(WHAT IS ASKED) For the listing underneath, give the count of lines containing the string "frac" and nothing further.
===== RECORD SET
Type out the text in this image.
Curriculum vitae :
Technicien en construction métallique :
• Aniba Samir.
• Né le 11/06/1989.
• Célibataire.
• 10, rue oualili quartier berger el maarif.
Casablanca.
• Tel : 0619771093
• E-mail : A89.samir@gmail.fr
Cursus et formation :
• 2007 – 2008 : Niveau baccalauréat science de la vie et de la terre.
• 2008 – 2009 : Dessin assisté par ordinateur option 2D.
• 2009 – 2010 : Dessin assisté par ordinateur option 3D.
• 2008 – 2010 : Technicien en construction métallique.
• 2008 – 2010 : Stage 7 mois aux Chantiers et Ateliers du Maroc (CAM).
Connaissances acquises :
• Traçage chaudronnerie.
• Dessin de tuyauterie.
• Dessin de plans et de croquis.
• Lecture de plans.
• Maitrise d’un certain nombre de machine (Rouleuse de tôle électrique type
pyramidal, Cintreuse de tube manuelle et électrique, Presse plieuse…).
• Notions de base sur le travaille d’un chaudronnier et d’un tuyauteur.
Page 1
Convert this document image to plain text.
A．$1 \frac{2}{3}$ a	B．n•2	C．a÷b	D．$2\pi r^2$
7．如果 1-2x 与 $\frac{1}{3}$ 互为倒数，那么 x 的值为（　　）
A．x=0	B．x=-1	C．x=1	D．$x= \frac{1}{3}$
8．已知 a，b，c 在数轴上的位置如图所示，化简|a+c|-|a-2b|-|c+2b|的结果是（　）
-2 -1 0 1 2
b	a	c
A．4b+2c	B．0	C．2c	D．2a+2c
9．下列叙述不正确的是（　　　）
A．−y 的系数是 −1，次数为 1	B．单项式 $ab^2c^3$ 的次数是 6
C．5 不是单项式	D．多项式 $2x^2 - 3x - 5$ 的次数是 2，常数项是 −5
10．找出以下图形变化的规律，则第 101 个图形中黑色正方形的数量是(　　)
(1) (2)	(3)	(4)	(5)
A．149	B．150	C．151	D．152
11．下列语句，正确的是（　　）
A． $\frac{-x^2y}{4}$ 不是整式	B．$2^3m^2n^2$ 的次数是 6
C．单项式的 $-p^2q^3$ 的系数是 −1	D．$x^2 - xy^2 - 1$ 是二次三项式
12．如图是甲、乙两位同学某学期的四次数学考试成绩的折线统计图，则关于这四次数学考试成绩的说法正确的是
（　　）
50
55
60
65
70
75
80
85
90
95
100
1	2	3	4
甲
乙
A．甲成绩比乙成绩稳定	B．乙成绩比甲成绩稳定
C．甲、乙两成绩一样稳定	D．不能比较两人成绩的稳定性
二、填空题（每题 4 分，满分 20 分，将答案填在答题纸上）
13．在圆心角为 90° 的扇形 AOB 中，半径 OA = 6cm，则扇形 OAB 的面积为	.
==========
(EXERCISE RESPONSE) 4